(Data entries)
★ ★ ★ ★ ★ ★ ★
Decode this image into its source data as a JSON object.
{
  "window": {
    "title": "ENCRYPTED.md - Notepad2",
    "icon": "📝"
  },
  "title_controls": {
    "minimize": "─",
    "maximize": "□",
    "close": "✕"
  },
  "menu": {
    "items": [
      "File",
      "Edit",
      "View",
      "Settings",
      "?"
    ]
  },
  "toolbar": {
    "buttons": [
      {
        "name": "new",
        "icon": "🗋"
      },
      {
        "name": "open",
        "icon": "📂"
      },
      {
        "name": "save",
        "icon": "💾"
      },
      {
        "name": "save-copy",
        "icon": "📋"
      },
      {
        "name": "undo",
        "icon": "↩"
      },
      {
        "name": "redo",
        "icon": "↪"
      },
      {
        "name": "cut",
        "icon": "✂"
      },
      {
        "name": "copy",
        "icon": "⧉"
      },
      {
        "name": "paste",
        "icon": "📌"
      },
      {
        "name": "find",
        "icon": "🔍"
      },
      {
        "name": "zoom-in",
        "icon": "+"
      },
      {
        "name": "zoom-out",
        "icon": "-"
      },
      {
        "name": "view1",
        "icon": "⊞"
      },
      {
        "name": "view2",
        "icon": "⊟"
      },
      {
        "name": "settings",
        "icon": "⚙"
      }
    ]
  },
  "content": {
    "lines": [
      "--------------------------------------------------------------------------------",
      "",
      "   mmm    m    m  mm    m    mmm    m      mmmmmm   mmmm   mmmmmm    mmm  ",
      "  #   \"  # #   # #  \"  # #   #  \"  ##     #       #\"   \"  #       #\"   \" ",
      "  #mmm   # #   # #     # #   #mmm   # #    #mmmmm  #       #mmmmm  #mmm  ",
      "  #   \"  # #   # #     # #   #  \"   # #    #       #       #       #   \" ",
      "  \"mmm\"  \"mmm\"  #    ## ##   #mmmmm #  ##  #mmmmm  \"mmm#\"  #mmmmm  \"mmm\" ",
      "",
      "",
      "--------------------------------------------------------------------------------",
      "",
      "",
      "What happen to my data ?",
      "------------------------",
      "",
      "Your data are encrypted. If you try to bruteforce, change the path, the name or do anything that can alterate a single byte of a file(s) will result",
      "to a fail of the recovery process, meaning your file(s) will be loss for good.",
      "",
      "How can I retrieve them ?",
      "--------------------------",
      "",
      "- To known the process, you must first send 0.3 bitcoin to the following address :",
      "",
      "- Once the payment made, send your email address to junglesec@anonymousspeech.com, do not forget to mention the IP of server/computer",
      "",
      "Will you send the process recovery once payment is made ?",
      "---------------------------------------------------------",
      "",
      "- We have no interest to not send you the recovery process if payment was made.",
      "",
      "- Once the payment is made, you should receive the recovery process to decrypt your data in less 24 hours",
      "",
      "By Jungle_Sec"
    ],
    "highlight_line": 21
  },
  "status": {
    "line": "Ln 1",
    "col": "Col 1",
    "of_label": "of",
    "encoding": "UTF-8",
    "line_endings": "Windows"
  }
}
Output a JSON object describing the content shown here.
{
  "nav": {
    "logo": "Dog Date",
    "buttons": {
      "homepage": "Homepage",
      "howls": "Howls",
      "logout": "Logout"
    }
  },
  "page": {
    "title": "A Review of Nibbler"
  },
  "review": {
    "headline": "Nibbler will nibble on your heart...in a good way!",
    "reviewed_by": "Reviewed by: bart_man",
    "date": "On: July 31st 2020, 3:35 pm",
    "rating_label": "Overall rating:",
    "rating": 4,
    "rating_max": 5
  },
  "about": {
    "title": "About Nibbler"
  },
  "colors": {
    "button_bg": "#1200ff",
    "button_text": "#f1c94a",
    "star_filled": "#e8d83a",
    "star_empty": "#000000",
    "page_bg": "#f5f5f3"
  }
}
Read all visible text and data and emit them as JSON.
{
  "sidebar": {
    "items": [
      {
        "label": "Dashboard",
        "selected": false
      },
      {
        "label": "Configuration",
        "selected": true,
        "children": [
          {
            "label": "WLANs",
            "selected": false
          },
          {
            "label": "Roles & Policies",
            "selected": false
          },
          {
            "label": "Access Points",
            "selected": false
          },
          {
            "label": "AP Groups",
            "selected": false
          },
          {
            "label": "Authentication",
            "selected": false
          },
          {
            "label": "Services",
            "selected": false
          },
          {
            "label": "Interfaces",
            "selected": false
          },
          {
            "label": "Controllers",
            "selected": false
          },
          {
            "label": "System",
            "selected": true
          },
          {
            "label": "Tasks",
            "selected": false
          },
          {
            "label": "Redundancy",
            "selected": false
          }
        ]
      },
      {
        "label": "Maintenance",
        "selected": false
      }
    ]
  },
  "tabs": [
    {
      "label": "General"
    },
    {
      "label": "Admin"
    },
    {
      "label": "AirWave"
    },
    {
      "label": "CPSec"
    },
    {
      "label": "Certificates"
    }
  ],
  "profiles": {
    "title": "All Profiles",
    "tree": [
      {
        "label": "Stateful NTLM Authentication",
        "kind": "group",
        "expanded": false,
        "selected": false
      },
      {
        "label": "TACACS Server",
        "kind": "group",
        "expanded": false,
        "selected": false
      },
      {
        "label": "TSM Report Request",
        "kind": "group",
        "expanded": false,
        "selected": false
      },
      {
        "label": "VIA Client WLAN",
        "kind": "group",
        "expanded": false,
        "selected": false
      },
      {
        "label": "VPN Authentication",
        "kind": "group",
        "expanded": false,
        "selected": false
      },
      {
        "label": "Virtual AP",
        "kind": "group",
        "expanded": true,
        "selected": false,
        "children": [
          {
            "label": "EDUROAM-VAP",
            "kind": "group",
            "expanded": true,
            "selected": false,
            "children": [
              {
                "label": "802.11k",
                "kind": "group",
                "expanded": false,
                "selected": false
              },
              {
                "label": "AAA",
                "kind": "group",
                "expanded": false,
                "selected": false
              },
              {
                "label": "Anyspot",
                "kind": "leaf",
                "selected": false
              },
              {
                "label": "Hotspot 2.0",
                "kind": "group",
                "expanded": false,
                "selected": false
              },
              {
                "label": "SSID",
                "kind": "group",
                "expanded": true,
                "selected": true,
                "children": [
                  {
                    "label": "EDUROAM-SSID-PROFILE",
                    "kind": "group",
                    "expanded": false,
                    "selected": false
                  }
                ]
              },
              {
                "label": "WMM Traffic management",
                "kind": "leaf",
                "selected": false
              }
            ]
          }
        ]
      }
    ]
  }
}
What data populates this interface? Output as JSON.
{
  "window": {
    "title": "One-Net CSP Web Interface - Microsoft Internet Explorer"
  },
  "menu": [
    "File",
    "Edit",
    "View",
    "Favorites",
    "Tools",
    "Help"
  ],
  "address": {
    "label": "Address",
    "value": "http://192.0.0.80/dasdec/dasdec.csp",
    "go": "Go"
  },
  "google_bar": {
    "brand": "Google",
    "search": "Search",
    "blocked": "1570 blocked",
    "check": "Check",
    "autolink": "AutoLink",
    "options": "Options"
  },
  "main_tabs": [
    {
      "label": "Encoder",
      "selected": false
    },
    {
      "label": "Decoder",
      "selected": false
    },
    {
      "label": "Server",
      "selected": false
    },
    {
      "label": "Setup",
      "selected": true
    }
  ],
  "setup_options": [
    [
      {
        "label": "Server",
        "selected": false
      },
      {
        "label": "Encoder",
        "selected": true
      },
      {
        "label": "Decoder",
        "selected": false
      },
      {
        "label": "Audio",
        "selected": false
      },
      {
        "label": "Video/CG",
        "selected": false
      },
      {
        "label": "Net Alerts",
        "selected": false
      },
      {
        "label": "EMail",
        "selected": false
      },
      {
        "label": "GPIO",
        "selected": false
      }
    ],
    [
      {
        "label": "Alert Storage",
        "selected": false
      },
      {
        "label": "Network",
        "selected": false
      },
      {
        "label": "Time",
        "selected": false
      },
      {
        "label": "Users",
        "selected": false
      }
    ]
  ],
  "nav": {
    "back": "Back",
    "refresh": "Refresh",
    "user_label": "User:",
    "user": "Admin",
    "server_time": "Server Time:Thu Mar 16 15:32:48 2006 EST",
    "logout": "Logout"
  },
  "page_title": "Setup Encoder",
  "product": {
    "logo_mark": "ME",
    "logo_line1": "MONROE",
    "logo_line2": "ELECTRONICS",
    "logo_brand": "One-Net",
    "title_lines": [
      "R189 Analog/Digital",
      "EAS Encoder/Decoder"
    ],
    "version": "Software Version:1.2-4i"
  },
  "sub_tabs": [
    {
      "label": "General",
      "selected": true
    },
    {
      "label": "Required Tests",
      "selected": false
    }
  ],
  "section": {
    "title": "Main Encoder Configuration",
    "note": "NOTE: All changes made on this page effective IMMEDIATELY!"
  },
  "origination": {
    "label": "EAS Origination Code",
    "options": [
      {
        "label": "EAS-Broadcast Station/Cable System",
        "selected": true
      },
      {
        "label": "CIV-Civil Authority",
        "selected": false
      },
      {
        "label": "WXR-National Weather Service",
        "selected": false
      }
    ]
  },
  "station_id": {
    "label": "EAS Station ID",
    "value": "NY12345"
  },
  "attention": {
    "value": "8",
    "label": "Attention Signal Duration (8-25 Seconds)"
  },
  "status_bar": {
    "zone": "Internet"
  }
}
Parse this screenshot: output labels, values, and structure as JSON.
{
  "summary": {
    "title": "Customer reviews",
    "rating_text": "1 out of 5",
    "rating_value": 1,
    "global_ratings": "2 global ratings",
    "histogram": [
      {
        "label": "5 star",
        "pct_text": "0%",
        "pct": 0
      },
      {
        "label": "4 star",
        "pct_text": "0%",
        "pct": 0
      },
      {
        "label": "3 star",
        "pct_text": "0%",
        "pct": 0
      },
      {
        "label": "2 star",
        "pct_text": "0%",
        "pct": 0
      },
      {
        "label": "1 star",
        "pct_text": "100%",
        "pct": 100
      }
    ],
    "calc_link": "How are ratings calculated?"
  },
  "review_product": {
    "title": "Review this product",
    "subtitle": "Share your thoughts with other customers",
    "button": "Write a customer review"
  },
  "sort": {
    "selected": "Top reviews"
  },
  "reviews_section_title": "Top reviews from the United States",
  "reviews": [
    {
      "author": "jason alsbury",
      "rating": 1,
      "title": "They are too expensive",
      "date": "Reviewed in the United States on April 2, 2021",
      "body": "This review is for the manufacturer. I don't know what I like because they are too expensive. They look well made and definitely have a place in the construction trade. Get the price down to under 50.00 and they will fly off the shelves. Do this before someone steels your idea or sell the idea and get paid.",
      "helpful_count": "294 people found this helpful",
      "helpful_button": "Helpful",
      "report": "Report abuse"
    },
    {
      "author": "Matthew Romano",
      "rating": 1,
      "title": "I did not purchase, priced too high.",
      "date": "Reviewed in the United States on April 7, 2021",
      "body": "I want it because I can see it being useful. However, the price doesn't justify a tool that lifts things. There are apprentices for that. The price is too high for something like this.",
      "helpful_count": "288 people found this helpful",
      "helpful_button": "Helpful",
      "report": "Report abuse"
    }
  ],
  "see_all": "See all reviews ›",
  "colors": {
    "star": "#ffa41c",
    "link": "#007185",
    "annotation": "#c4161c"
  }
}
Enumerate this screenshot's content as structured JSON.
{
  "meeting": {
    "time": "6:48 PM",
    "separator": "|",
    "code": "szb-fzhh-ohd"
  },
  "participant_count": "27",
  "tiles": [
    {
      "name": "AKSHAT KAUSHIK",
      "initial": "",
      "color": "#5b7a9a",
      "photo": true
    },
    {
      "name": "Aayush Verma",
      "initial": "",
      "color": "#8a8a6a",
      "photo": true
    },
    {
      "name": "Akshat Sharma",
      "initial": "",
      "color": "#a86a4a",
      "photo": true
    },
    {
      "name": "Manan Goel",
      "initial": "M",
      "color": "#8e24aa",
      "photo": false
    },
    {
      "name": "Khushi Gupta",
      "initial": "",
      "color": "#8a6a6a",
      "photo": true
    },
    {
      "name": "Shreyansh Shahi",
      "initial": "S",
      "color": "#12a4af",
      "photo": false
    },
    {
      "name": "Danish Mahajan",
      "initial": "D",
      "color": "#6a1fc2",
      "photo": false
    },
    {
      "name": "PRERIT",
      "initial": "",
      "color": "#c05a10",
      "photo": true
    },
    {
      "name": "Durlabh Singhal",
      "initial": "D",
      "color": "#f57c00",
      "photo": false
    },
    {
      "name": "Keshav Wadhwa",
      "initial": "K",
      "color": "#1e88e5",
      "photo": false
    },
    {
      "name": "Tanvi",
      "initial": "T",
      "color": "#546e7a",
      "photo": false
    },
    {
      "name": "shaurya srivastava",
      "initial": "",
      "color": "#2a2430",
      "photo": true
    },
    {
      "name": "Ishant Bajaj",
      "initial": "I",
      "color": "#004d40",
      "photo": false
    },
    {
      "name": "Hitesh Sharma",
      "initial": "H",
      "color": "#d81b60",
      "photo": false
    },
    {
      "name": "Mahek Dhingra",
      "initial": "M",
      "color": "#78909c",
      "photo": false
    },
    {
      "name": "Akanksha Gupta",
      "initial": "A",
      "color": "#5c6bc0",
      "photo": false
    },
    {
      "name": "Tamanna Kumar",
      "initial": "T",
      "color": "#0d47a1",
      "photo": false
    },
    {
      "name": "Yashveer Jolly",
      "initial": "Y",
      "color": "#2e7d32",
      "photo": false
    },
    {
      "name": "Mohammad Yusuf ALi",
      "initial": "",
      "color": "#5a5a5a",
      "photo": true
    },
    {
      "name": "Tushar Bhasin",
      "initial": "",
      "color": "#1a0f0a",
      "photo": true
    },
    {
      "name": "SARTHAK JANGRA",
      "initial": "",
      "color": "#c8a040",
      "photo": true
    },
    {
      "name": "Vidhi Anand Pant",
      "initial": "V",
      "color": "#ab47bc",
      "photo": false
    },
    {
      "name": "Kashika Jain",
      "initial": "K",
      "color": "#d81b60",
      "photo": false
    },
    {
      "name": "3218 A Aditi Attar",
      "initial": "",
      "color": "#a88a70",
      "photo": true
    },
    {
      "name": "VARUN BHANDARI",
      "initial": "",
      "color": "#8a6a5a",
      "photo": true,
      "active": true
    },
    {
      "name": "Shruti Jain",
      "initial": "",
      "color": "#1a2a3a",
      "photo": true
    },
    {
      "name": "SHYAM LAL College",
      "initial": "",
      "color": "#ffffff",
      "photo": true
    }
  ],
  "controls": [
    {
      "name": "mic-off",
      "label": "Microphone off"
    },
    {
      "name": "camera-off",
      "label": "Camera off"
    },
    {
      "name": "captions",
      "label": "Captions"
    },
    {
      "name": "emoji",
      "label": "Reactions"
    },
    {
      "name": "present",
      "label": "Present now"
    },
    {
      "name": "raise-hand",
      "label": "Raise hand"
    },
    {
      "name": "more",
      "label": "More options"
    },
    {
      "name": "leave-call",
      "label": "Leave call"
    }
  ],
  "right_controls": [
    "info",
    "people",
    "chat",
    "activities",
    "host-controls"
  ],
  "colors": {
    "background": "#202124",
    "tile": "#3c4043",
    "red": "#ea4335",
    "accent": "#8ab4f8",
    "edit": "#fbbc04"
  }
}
★ ★ ★ ★ ★ ★ ★
→ **Short problem**: Only lines that contain the word "Decoder" are wanted; copy each of them.

→ **Expected answer**:
      "label": "Decoder",
        "label": "Decoder",
      "EAS Encoder/Decoder"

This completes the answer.